* Supplied records *
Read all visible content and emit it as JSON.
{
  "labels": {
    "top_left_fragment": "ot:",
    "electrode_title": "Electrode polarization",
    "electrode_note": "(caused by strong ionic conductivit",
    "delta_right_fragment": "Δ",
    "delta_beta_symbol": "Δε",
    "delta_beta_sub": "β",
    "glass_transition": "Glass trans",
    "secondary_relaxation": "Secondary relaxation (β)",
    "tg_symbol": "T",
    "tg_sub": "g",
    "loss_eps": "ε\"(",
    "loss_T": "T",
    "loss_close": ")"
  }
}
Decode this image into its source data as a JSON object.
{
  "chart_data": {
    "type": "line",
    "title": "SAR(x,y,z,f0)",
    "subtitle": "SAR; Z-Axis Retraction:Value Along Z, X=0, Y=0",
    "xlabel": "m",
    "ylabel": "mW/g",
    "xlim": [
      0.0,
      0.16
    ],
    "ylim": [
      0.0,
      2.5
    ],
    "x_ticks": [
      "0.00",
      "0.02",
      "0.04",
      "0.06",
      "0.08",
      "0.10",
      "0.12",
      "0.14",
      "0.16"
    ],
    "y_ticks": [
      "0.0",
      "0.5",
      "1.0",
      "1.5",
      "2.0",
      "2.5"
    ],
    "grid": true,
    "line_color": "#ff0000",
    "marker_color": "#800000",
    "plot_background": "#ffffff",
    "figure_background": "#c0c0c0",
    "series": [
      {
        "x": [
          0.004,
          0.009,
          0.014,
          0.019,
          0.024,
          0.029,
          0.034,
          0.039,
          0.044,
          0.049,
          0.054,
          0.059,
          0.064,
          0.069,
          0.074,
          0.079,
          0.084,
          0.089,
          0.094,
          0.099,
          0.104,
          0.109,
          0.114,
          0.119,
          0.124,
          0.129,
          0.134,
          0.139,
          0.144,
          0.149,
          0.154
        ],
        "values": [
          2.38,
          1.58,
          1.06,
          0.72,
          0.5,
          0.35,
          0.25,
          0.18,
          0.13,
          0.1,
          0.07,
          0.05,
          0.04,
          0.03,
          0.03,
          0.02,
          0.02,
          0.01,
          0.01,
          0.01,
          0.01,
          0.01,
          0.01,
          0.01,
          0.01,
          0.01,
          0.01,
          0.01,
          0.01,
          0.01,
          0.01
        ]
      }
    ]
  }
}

* Exercise *
Copy out the lines that hold "JSON".

* Output of the task *
Read all visible content and emit it as JSON.
Decode this image into its source data as a JSON object.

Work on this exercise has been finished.